LISTING:

>>>>

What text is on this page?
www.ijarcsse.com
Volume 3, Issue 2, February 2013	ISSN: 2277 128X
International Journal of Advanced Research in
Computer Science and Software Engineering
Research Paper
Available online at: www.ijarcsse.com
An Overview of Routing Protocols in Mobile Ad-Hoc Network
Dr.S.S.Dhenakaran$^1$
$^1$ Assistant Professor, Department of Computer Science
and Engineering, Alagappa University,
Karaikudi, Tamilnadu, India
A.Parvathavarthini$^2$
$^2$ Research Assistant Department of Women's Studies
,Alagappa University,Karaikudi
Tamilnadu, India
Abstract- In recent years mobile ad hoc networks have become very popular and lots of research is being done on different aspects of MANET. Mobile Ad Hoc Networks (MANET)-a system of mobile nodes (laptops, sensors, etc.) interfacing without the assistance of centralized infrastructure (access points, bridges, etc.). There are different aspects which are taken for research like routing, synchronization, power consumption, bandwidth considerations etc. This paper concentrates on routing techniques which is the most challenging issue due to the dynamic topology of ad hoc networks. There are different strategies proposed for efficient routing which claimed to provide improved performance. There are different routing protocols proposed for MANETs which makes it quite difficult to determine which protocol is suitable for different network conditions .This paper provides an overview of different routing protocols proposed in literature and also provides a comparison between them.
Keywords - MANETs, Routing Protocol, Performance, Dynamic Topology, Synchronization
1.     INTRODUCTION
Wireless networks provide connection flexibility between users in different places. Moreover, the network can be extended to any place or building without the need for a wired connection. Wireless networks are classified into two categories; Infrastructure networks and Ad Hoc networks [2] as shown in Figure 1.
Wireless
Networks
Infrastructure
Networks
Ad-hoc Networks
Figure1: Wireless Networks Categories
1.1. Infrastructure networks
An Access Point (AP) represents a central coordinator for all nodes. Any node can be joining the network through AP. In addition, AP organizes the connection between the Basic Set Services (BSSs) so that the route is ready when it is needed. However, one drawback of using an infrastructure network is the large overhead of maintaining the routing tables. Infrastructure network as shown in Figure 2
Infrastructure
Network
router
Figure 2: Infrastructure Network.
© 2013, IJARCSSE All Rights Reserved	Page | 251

<<<<

REQUIRED TASK:
Extract all lines of the records above that include "Wireless".

ANSWER TO THE EXERCISE:
Wireless networks provide connection flexibility between users in different places. Moreover, the network can be extended to any place or building without the need for a wired connection. Wireless networks are classified into two categories; Infrastructure networks and Ad Hoc networks [2] as shown in Figure 1.
Wireless
Figure1: Wireless Networks Categories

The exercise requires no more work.